■ **EXERCISE INSTRUCTIONS**:
Copy all the data exactly, except the pictures.

■ **GIVEN RECORDS**:

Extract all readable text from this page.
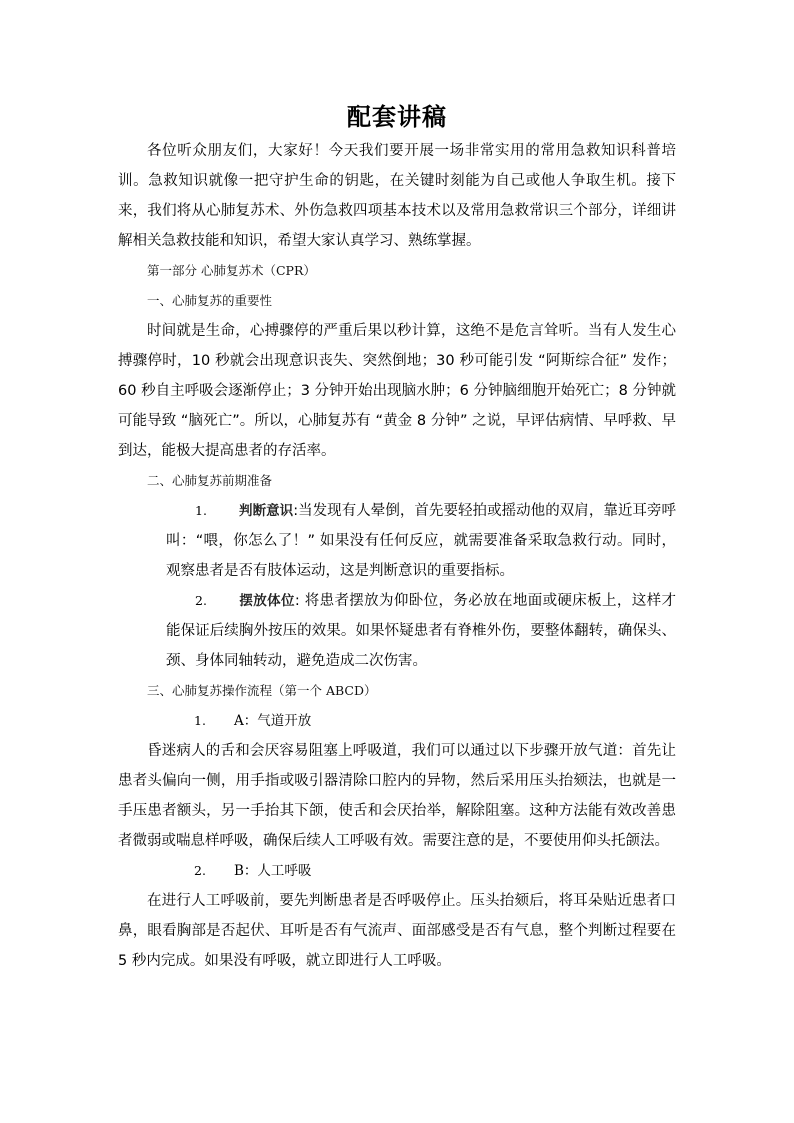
配套讲稿

各位听众朋友们，大家好！今天我们要开展一场非常实用的常用急救知识科普培训。急救知识就像一把守护生命的钥匙，在关键时刻能为自己或他人争取生机。接下来，我们将从心肺复苏术、外伤急救四项基本技术以及常用急救常识三个部分，详细讲解相关急救技能和知识，希望大家认真学习、熟练掌握。

第一部分 心肺复苏术（CPR）

一、心肺复苏的重要性

时间就是生命，心搏骤停的严重后果以秒计算，这绝不是危言耸听。当有人发生心搏骤停时，10 秒就会出现意识丧失、突然倒地；30 秒可能引发 “阿斯综合征” 发作；60 秒自主呼吸会逐渐停止；3 分钟开始出现脑水肿；6 分钟脑细胞开始死亡；8 分钟就可能导致 “脑死亡”。所以，心肺复苏有 “黄金 8 分钟” 之说，早评估病情、早呼救、早到达，能极大提高患者的存活率。

二、心肺复苏前期准备

1. 判断意识:当发现有人晕倒，首先要轻拍或摇动他的双肩，靠近耳旁呼叫：“喂，你怎么了！” 如果没有任何反应，就需要准备采取急救行动。同时，观察患者是否有肢体运动，这是判断意识的重要指标。

2. 摆放体位: 将患者摆放为仰卧位，务必放在地面或硬床板上，这样才能保证后续胸外按压的效果。如果怀疑患者有脊椎外伤，要整体翻转，确保头、颈、身体同轴转动，避免造成二次伤害。

三、心肺复苏操作流程（第一个 ABCD）

1. A：气道开放

昏迷病人的舌和会厌容易阻塞上呼吸道，我们可以通过以下步骤开放气道：首先让患者头偏向一侧，用手指或吸引器清除口腔内的异物，然后采用压头抬颏法，也就是一手压患者额头，另一手抬其下颌，使舌和会厌抬举，解除阻塞。这种方法能有效改善患者微弱或喘息样呼吸，确保后续人工呼吸有效。需要注意的是，不要使用仰头托颌法。

2. B：人工呼吸

在进行人工呼吸前，要先判断患者是否呼吸停止。压头抬颏后，将耳朵贴近患者口鼻，眼看胸部是否起伏、耳听是否有气流声、面部感受是否有气息，整个判断过程要在 5 秒内完成。如果没有呼吸，就立即进行人工呼吸。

■ **RESPONSE TO THE TASK**:
Extract all readable text from this page.
配套讲稿

各位听众朋友们，大家好！今天我们要开展一场非常实用的常用急救知识科普培训。急救知识就像一把守护生命的钥匙，在关键时刻能为自己或他人争取生机。接下来，我们将从心肺复苏术、外伤急救四项基本技术以及常用急救常识三个部分，详细讲解相关急救技能和知识，希望大家认真学习、熟练掌握。

第一部分 心肺复苏术（CPR）

一、心肺复苏的重要性

时间就是生命，心搏骤停的严重后果以秒计算，这绝不是危言耸听。当有人发生心搏骤停时，10 秒就会出现意识丧失、突然倒地；30 秒可能引发 “阿斯综合征” 发作；60 秒自主呼吸会逐渐停止；3 分钟开始出现脑水肿；6 分钟脑细胞开始死亡；8 分钟就可能导致 “脑死亡”。所以，心肺复苏有 “黄金 8 分钟” 之说，早评估病情、早呼救、早到达，能极大提高患者的存活率。

二、心肺复苏前期准备

1. 判断意识:当发现有人晕倒，首先要轻拍或摇动他的双肩，靠近耳旁呼叫：“喂，你怎么了！” 如果没有任何反应，就需要准备采取急救行动。同时，观察患者是否有肢体运动，这是判断意识的重要指标。

2. 摆放体位: 将患者摆放为仰卧位，务必放在地面或硬床板上，这样才能保证后续胸外按压的效果。如果怀疑患者有脊椎外伤，要整体翻转，确保头、颈、身体同轴转动，避免造成二次伤害。

三、心肺复苏操作流程（第一个 ABCD）

1. A：气道开放

昏迷病人的舌和会厌容易阻塞上呼吸道，我们可以通过以下步骤开放气道：首先让患者头偏向一侧，用手指或吸引器清除口腔内的异物，然后采用压头抬颏法，也就是一手压患者额头，另一手抬其下颌，使舌和会厌抬举，解除阻塞。这种方法能有效改善患者微弱或喘息样呼吸，确保后续人工呼吸有效。需要注意的是，不要使用仰头托颌法。

2. B：人工呼吸

在进行人工呼吸前，要先判断患者是否呼吸停止。压头抬颏后，将耳朵贴近患者口鼻，眼看胸部是否起伏、耳听是否有气流声、面部感受是否有气息，整个判断过程要在 5 秒内完成。如果没有呼吸，就立即进行人工呼吸。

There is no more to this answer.